<<<<
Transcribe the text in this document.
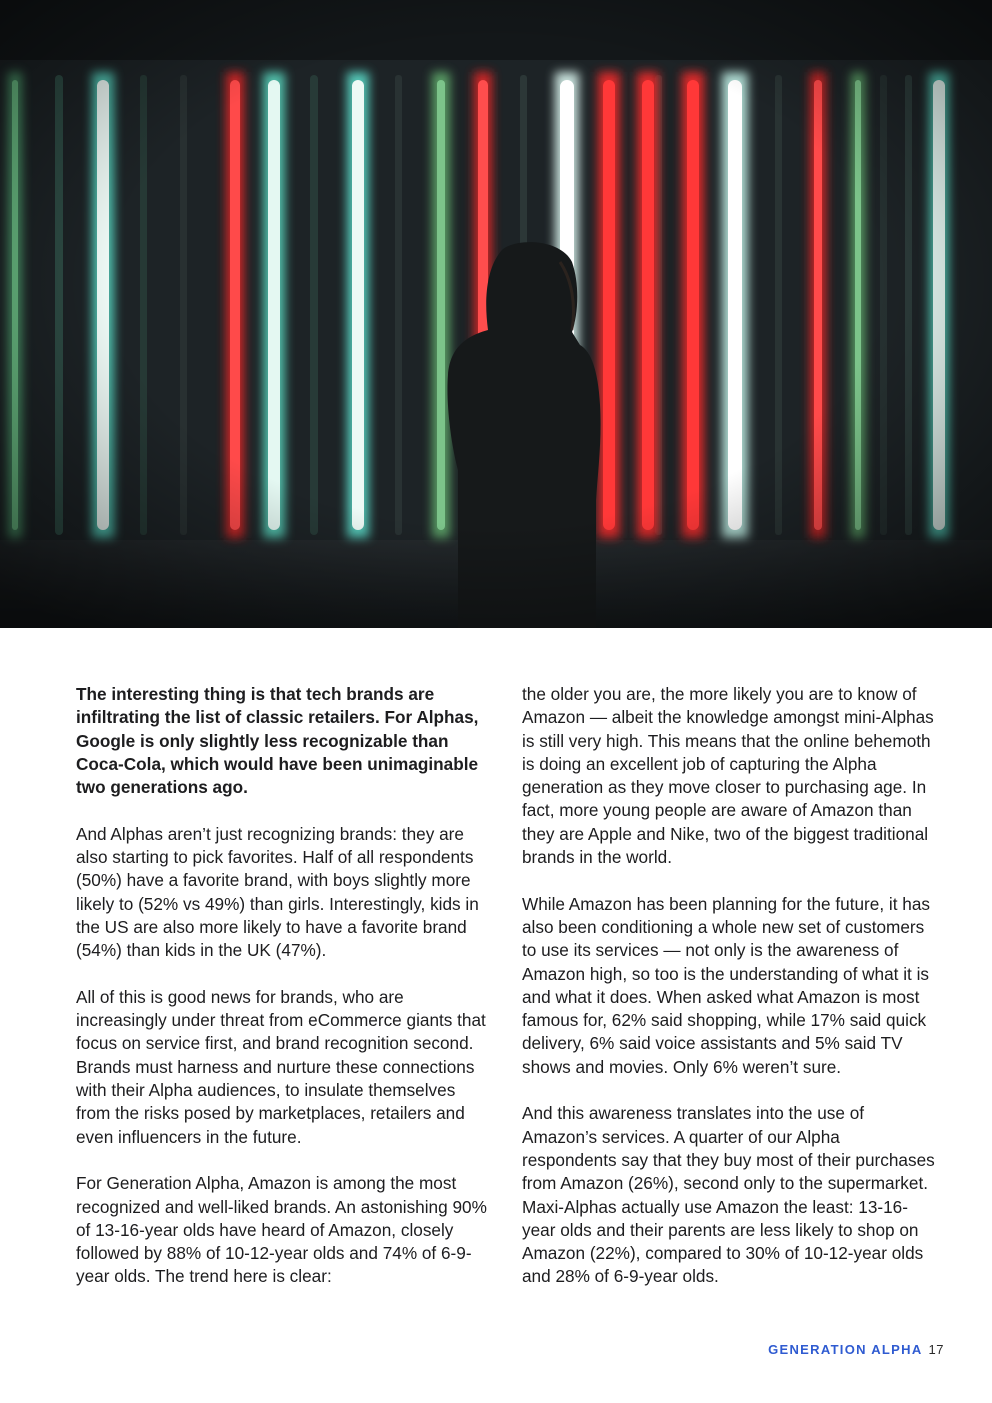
The interesting thing is that tech brands are infiltrating the list of classic retailers. For Alphas, Google is only slightly less recognizable than Coca-Cola, which would have been unimaginable two generations ago.

And Alphas aren’t just recognizing brands: they are also starting to pick favorites. Half of all respondents (50%) have a favorite brand, with boys slightly more likely to (52% vs 49%) than girls. Interestingly, kids in the US are also more likely to have a favorite brand (54%) than kids in the UK (47%).

All of this is good news for brands, who are increasingly under threat from eCommerce giants that focus on service first, and brand recognition second. Brands must harness and nurture these connections with their Alpha audiences, to insulate themselves from the risks posed by marketplaces, retailers and even influencers in the future.

For Generation Alpha, Amazon is among the most recognized and well-liked brands. An astonishing 90% of 13-16-year olds have heard of Amazon, closely followed by 88% of 10-12-year olds and 74% of 6-9-year olds. The trend here is clear:

the older you are, the more likely you are to know of Amazon — albeit the knowledge amongst mini-Alphas is still very high. This means that the online behemoth is doing an excellent job of capturing the Alpha generation as they move closer to purchasing age. In fact, more young people are aware of Amazon than they are Apple and Nike, two of the biggest traditional brands in the world.

While Amazon has been planning for the future, it has also been conditioning a whole new set of customers to use its services — not only is the awareness of Amazon high, so too is the understanding of what it is and what it does. When asked what Amazon is most famous for, 62% said shopping, while 17% said quick delivery, 6% said voice assistants and 5% said TV shows and movies. Only 6% weren’t sure.

And this awareness translates into the use of Amazon’s services. A quarter of our Alpha respondents say that they buy most of their purchases from Amazon (26%), second only to the supermarket. Maxi-Alphas actually use Amazon the least: 13-16-year olds and their parents are less likely to shop on Amazon (22%), compared to 30% of 10-12-year olds and 28% of 6-9-year olds.

GENERATION ALPHA 17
>>>>
▶ WHAT YOU NEED TO DO:
Output the entries above exactly. Drop the pictures.

▶ EXERCISE SOLUTION:
Transcribe the text in this document.
The interesting thing is that tech brands are infiltrating the list of classic retailers. For Alphas, Google is only slightly less recognizable than Coca-Cola, which would have been unimaginable two generations ago.

And Alphas aren’t just recognizing brands: they are also starting to pick favorites. Half of all respondents (50%) have a favorite brand, with boys slightly more likely to (52% vs 49%) than girls. Interestingly, kids in the US are also more likely to have a favorite brand (54%) than kids in the UK (47%).

All of this is good news for brands, who are increasingly under threat from eCommerce giants that focus on service first, and brand recognition second. Brands must harness and nurture these connections with their Alpha audiences, to insulate themselves from the risks posed by marketplaces, retailers and even influencers in the future.

For Generation Alpha, Amazon is among the most recognized and well-liked brands. An astonishing 90% of 13-16-year olds have heard of Amazon, closely followed by 88% of 10-12-year olds and 74% of 6-9-year olds. The trend here is clear:

the older you are, the more likely you are to know of Amazon — albeit the knowledge amongst mini-Alphas is still very high. This means that the online behemoth is doing an excellent job of capturing the Alpha generation as they move closer to purchasing age. In fact, more young people are aware of Amazon than they are Apple and Nike, two of the biggest traditional brands in the world.

While Amazon has been planning for the future, it has also been conditioning a whole new set of customers to use its services — not only is the awareness of Amazon high, so too is the understanding of what it is and what it does. When asked what Amazon is most famous for, 62% said shopping, while 17% said quick delivery, 6% said voice assistants and 5% said TV shows and movies. Only 6% weren’t sure.

And this awareness translates into the use of Amazon’s services. A quarter of our Alpha respondents say that they buy most of their purchases from Amazon (26%), second only to the supermarket. Maxi-Alphas actually use Amazon the least: 13-16-year olds and their parents are less likely to shop on Amazon (22%), compared to 30% of 10-12-year olds and 28% of 6-9-year olds.

GENERATION ALPHA 17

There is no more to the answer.